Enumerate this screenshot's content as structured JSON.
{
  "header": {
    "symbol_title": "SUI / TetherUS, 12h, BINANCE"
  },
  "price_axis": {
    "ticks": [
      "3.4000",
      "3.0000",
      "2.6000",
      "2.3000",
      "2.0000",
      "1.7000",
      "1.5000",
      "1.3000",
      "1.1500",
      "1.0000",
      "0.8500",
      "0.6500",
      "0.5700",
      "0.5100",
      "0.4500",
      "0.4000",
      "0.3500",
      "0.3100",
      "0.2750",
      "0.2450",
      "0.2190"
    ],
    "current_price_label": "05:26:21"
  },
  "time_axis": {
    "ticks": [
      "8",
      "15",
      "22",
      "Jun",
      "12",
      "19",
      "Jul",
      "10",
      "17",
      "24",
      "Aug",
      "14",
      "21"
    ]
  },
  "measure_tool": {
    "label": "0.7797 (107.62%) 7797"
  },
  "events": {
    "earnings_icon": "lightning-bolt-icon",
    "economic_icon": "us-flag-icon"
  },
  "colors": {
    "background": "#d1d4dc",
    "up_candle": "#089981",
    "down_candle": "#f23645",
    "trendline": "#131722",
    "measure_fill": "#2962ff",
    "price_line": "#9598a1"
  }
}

» YOUR OBJECTIVE:
Every record should be repeated exactly; please leave none out.

» THE COMPLETED TASK:
Enumerate this screenshot's content as structured JSON.
{
  "header": {
    "symbol_title": "SUI / TetherUS, 12h, BINANCE"
  },
  "price_axis": {
    "ticks": [
      "3.4000",
      "3.0000",
      "2.6000",
      "2.3000",
      "2.0000",
      "1.7000",
      "1.5000",
      "1.3000",
      "1.1500",
      "1.0000",
      "0.8500",
      "0.6500",
      "0.5700",
      "0.5100",
      "0.4500",
      "0.4000",
      "0.3500",
      "0.3100",
      "0.2750",
      "0.2450",
      "0.2190"
    ],
    "current_price_label": "05:26:21"
  },
  "time_axis": {
    "ticks": [
      "8",
      "15",
      "22",
      "Jun",
      "12",
      "19",
      "Jul",
      "10",
      "17",
      "24",
      "Aug",
      "14",
      "21"
    ]
  },
  "measure_tool": {
    "label": "0.7797 (107.62%) 7797"
  },
  "events": {
    "earnings_icon": "lightning-bolt-icon",
    "economic_icon": "us-flag-icon"
  },
  "colors": {
    "background": "#d1d4dc",
    "up_candle": "#089981",
    "down_candle": "#f23645",
    "trendline": "#131722",
    "measure_fill": "#2962ff",
    "price_line": "#9598a1"
  }
}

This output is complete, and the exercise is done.